Stored data:
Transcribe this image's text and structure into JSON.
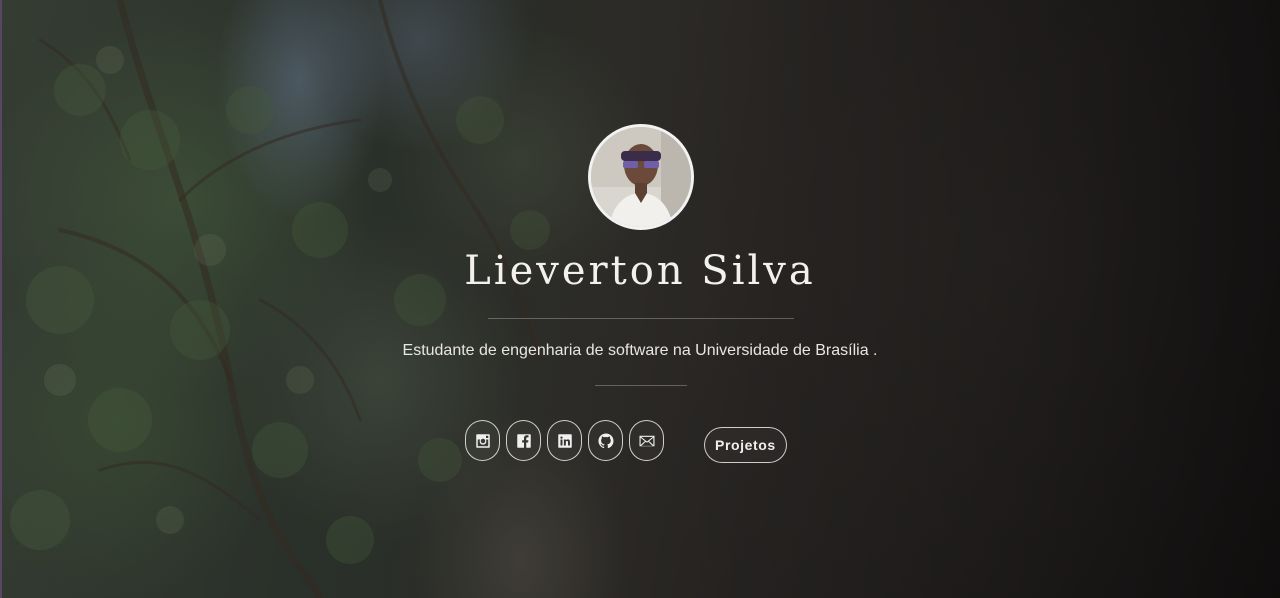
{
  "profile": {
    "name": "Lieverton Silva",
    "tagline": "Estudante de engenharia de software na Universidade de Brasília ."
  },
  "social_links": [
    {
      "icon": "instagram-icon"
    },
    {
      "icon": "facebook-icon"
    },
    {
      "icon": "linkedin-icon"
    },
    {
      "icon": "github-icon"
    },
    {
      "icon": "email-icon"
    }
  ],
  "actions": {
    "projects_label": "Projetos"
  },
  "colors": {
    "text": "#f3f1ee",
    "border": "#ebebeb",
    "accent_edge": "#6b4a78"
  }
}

* * *

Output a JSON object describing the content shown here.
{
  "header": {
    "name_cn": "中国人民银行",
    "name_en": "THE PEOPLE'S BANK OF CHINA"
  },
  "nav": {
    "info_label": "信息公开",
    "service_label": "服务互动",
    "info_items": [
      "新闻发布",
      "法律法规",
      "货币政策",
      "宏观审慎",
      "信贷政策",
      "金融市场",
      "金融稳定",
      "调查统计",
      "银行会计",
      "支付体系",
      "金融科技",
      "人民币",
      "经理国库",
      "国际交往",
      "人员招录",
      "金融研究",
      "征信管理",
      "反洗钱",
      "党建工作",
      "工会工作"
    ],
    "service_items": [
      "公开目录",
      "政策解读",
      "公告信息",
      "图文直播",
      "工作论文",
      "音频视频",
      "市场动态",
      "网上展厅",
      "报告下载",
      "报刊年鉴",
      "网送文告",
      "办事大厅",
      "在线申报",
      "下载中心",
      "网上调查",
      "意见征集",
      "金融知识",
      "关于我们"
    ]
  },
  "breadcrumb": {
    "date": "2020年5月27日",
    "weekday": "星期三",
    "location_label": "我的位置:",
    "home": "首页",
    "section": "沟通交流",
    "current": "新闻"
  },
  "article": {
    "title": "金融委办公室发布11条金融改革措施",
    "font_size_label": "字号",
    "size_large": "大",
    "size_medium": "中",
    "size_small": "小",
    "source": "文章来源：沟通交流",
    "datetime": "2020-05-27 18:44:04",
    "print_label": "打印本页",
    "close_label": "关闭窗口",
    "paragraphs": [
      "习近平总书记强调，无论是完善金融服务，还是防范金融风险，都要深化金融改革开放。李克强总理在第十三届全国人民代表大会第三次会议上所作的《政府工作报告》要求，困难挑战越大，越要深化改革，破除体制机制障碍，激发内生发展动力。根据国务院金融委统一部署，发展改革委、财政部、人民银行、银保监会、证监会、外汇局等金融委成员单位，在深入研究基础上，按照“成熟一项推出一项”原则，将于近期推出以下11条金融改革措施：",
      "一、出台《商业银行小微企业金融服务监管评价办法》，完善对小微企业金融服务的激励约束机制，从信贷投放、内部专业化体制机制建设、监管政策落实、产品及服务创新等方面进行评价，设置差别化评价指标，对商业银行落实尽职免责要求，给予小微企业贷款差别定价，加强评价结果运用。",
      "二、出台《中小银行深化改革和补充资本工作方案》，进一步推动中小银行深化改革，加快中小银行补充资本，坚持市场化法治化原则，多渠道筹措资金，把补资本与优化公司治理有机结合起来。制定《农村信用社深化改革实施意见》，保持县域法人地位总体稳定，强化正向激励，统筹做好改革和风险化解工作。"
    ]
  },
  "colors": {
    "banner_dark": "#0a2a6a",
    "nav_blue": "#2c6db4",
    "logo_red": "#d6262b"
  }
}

Task to carry out:
Look through the data and gather every line with the string "icon" in it.

Finished exercise:
      "icon": "instagram-icon"
      "icon": "facebook-icon"
      "icon": "linkedin-icon"
      "icon": "github-icon"
      "icon": "email-icon"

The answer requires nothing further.